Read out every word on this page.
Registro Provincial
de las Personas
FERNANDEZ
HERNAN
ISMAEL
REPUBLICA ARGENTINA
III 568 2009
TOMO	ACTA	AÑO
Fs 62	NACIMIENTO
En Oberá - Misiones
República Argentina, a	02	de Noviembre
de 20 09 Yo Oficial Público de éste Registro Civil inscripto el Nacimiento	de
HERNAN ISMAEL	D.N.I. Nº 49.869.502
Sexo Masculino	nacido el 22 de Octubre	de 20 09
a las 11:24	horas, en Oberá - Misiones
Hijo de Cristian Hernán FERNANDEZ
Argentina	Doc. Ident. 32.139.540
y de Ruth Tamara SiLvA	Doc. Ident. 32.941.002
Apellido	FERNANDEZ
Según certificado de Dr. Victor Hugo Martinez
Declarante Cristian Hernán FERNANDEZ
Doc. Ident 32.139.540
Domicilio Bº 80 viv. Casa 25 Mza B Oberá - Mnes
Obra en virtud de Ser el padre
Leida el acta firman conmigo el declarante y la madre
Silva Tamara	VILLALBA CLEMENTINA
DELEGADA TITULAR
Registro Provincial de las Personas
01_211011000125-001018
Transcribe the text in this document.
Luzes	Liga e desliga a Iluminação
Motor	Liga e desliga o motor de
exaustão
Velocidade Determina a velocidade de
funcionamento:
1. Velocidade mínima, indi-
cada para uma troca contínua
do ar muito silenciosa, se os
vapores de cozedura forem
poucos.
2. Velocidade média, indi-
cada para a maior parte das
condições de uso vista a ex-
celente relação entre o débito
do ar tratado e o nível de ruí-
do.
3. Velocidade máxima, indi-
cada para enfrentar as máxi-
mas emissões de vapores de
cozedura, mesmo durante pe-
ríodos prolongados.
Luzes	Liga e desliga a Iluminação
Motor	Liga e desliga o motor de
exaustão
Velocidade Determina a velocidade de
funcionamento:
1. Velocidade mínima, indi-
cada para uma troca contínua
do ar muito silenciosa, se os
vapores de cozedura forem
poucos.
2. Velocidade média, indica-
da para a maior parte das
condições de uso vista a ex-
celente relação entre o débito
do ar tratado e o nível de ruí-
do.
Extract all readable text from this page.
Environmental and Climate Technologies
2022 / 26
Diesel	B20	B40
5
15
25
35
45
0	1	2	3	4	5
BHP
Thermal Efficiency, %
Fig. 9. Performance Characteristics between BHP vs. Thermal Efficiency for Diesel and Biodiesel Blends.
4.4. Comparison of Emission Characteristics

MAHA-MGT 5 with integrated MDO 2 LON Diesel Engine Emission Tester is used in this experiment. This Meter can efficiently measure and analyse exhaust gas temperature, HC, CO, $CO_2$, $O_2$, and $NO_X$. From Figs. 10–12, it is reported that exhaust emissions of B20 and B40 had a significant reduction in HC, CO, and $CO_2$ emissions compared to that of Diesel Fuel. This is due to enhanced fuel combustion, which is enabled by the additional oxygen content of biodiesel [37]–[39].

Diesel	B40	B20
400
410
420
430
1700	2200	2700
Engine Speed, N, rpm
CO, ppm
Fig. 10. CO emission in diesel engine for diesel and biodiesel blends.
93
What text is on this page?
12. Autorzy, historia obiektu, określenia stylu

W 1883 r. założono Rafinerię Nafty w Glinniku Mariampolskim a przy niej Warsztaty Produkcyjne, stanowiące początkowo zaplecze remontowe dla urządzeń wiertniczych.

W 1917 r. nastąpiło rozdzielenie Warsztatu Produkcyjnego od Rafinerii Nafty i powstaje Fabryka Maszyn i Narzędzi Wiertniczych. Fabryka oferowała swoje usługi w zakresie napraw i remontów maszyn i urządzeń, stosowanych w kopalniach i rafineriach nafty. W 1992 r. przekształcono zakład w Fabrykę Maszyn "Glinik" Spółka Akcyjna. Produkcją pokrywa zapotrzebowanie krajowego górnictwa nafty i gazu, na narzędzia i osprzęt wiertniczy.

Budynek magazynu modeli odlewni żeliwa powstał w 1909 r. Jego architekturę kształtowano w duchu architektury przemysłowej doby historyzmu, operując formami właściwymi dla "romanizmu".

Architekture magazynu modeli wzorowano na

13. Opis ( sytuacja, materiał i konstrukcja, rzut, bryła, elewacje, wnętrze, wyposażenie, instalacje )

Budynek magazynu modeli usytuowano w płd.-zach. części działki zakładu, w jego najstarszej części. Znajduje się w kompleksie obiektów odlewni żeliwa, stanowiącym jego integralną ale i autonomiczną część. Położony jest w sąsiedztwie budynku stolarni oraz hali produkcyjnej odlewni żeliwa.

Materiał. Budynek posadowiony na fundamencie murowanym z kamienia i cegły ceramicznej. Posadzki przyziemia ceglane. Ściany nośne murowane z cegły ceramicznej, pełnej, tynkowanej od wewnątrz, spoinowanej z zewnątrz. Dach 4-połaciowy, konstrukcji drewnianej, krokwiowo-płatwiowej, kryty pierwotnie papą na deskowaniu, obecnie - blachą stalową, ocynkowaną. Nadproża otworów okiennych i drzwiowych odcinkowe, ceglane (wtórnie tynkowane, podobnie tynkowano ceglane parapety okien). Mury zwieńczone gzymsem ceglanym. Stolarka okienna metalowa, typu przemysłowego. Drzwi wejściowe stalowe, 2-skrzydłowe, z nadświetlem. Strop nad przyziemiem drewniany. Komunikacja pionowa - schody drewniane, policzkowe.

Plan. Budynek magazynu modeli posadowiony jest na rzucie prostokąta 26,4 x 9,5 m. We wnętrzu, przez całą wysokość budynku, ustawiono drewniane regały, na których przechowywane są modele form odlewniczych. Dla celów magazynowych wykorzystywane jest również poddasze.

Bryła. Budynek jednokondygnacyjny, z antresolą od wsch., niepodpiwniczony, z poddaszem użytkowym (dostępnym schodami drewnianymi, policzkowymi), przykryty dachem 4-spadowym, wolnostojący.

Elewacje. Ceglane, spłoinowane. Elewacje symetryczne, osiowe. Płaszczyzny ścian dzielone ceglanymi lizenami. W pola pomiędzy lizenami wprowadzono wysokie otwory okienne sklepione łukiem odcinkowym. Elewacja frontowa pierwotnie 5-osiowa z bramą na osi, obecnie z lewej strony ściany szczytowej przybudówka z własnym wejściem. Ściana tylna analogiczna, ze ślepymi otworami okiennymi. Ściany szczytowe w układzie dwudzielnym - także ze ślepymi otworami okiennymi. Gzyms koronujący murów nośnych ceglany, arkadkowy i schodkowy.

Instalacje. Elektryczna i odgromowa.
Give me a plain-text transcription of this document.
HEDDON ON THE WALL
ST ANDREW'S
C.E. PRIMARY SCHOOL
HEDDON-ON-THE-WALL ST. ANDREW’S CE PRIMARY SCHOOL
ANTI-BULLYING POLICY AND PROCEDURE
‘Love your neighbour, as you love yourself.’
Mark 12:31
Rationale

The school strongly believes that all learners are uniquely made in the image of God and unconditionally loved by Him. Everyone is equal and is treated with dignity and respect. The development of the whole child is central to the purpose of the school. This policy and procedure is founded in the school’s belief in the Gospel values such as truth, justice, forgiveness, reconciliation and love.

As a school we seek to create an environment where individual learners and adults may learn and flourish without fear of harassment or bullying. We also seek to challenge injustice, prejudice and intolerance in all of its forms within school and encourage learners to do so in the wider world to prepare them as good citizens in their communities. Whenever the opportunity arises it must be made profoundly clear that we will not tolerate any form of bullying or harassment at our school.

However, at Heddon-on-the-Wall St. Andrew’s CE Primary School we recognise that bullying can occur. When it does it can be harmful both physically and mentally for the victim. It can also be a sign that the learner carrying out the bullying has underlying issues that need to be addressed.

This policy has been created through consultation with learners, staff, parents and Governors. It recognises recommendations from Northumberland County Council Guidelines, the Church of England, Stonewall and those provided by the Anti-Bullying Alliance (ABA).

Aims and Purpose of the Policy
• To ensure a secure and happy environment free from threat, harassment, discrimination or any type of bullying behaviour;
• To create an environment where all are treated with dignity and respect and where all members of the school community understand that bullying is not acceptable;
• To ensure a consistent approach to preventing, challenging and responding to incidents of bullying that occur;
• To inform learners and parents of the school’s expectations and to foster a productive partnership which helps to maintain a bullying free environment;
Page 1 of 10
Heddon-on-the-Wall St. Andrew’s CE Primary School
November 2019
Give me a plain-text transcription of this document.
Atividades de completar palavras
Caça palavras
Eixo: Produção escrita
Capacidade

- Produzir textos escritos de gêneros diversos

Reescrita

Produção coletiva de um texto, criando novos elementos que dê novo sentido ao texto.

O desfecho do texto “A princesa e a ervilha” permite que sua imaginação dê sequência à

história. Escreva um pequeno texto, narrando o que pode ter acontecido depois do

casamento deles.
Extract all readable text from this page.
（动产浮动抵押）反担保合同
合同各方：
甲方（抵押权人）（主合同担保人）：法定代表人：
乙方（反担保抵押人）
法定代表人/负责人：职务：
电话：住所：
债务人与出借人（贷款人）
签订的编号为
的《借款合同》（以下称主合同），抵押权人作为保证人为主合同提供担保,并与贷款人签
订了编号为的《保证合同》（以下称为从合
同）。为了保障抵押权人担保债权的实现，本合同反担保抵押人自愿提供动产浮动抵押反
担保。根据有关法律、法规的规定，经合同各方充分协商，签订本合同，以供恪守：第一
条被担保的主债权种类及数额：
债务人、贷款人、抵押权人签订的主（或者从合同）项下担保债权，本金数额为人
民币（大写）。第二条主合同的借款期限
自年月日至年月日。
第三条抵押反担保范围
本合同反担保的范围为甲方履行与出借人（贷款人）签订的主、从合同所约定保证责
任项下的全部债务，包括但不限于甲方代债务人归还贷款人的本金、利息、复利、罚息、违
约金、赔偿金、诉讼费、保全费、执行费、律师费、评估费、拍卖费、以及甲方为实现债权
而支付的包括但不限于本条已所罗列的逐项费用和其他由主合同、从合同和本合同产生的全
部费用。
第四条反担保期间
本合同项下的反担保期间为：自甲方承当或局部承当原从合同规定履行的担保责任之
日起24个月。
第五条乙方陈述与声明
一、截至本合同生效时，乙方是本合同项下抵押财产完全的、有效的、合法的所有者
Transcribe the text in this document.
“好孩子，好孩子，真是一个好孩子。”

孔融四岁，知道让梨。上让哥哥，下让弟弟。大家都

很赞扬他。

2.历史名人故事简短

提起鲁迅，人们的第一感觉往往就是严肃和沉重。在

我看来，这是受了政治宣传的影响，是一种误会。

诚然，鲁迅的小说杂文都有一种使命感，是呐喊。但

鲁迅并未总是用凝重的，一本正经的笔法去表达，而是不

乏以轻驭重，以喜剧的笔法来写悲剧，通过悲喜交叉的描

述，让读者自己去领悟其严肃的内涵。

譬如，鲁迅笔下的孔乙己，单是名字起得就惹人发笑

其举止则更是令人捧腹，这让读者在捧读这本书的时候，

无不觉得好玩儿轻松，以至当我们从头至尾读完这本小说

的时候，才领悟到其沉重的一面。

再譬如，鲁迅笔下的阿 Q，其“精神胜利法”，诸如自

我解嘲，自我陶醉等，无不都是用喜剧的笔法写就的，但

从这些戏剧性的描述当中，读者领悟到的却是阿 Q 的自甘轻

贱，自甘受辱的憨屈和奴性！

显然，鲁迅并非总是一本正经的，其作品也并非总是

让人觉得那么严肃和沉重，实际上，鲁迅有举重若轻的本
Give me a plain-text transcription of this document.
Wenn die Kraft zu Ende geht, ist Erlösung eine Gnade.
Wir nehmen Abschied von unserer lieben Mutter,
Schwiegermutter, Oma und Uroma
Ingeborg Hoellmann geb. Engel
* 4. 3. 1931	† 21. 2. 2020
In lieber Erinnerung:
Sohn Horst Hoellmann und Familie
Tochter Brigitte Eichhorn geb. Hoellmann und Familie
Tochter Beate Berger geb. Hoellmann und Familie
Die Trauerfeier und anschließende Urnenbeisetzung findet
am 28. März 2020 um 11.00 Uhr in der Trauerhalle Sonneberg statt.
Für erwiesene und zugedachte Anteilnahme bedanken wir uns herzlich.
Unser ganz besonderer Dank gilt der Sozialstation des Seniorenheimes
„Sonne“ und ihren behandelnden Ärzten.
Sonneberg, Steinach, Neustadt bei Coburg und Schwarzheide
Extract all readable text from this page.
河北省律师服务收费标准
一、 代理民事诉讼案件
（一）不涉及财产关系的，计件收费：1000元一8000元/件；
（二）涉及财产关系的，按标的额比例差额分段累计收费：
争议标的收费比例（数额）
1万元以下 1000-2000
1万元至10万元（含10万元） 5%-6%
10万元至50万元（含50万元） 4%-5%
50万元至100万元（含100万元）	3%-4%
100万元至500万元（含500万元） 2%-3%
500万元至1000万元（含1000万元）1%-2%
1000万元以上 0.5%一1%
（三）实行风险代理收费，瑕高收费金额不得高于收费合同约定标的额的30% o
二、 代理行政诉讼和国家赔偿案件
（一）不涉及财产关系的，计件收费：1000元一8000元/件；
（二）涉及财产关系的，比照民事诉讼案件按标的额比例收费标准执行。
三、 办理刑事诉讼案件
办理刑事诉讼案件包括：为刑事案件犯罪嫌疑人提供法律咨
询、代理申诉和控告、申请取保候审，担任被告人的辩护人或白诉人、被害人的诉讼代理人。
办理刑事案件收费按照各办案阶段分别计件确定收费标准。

________________________

=== EXERCISE DETAILS ===
For the listing above, identify each line bearing "Thermal".

=== OUTPUT FOR THIS EXERCISE ===
Thermal Efficiency, %
Fig. 9. Performance Characteristics between BHP vs. Thermal Efficiency for Diesel and Biodiesel Blends.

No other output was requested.